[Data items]
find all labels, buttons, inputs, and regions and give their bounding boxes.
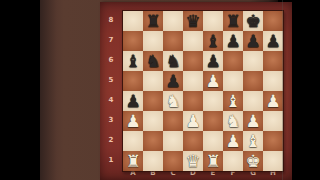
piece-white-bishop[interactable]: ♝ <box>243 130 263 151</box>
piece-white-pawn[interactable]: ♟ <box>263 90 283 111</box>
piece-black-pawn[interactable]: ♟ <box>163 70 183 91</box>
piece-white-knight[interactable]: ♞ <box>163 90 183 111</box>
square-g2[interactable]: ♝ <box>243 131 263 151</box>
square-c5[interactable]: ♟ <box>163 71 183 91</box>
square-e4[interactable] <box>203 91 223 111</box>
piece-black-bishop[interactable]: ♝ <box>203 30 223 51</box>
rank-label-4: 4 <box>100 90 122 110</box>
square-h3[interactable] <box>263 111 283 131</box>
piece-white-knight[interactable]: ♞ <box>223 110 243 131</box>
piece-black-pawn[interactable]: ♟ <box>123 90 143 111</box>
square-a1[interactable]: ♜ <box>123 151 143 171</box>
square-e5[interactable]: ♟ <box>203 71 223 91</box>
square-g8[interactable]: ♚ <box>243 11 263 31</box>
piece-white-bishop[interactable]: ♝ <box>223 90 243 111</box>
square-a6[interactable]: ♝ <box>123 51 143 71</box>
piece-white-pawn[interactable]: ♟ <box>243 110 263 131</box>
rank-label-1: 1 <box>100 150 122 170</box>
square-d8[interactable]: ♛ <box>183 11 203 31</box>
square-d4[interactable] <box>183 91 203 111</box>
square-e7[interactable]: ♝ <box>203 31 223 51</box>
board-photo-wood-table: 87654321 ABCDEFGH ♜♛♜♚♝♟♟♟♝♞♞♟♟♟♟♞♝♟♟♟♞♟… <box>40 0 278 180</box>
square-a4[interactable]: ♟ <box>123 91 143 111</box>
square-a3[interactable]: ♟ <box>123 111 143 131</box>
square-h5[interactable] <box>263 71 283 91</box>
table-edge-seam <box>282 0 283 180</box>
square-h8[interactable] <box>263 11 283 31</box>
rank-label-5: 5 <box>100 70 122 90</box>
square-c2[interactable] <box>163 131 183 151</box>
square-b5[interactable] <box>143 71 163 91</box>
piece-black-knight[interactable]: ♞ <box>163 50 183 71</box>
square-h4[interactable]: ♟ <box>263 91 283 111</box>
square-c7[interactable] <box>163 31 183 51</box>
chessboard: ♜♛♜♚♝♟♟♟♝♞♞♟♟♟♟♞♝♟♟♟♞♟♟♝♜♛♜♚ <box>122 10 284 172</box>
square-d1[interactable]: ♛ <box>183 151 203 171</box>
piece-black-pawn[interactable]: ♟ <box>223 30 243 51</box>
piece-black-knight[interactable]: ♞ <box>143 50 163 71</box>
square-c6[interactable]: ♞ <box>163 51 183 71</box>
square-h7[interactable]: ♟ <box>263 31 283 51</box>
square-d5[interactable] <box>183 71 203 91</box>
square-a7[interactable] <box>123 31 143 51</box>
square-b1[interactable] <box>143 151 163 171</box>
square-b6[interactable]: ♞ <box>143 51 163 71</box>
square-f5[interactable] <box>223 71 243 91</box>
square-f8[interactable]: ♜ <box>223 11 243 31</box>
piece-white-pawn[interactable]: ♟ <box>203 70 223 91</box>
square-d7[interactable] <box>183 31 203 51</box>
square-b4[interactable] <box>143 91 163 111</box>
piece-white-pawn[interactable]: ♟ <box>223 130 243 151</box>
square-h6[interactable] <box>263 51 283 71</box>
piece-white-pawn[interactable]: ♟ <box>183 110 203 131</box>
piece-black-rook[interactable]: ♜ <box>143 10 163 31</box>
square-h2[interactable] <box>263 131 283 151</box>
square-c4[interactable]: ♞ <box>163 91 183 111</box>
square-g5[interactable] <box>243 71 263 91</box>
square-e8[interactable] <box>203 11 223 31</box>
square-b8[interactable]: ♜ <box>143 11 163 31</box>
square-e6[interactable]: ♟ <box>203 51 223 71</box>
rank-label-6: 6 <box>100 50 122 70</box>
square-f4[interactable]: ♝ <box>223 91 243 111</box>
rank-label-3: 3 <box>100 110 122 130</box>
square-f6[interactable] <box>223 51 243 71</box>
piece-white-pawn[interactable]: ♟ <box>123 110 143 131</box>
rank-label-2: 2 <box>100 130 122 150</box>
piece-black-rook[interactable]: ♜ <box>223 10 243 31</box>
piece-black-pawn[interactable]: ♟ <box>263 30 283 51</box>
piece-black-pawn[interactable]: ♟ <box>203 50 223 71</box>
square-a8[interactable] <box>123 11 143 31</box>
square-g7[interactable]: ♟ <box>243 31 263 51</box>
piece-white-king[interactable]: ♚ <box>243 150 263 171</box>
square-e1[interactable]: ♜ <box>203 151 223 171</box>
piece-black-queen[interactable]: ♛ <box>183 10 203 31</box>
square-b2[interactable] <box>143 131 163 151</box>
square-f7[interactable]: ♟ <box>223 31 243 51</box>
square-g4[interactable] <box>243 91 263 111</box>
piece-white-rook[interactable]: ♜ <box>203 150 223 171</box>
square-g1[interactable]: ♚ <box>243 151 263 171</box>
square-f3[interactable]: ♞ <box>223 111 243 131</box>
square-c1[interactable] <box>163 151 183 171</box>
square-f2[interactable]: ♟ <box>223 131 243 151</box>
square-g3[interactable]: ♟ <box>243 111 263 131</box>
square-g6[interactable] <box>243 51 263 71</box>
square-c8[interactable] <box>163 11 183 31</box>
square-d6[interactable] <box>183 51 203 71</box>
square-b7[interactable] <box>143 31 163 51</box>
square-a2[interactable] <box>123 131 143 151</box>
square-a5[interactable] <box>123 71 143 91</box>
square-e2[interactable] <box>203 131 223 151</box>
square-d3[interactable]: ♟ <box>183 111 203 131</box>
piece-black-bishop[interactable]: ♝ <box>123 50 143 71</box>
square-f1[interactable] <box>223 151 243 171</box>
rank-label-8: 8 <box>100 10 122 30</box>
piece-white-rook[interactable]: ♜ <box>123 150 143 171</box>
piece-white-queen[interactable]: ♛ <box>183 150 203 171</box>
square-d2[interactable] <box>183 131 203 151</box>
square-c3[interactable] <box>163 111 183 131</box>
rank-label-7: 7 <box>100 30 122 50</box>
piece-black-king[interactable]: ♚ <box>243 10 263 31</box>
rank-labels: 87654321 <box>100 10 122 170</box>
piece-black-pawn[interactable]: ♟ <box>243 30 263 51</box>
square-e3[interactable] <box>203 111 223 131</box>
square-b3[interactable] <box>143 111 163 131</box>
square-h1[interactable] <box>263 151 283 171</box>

• _SHORT PROBLEM_: Starting at the line containing "piece-white-bishop[interactable]: ♝ <box>243" and ending at the line containing "square-d4[interactable] <box>183 91", write those rows out again with every "interactable" swapped for "clickable" and nothing else altered. Return only those lines.

• _WRITTEN SOLUTION_:
piece-white-bishop[clickable]: ♝ <box>243 130 263 151</box>
piece-white-pawn[clickable]: ♟ <box>263 90 283 111</box>
piece-black-pawn[clickable]: ♟ <box>163 70 183 91</box>
piece-white-knight[clickable]: ♞ <box>163 90 183 111</box>
square-g2[clickable]: ♝ <box>243 131 263 151</box>
square-c5[clickable]: ♟ <box>163 71 183 91</box>
square-e4[clickable] <box>203 91 223 111</box>
piece-black-bishop[clickable]: ♝ <box>203 30 223 51</box>
rank-label-4: 4 <box>100 90 122 110</box>
square-h3[clickable] <box>263 111 283 131</box>
piece-white-knight[clickable]: ♞ <box>223 110 243 131</box>
piece-black-pawn[clickable]: ♟ <box>123 90 143 111</box>
square-a1[clickable]: ♜ <box>123 151 143 171</box>
square-e5[clickable]: ♟ <box>203 71 223 91</box>
square-g8[clickable]: ♚ <box>243 11 263 31</box>
piece-white-bishop[clickable]: ♝ <box>223 90 243 111</box>
square-a6[clickable]: ♝ <box>123 51 143 71</box>
piece-white-pawn[clickable]: ♟ <box>243 110 263 131</box>
rank-label-1: 1 <box>100 150 122 170</box>
square-d8[clickable]: ♛ <box>183 11 203 31</box>
square-d4[clickable] <box>183 91 203 111</box>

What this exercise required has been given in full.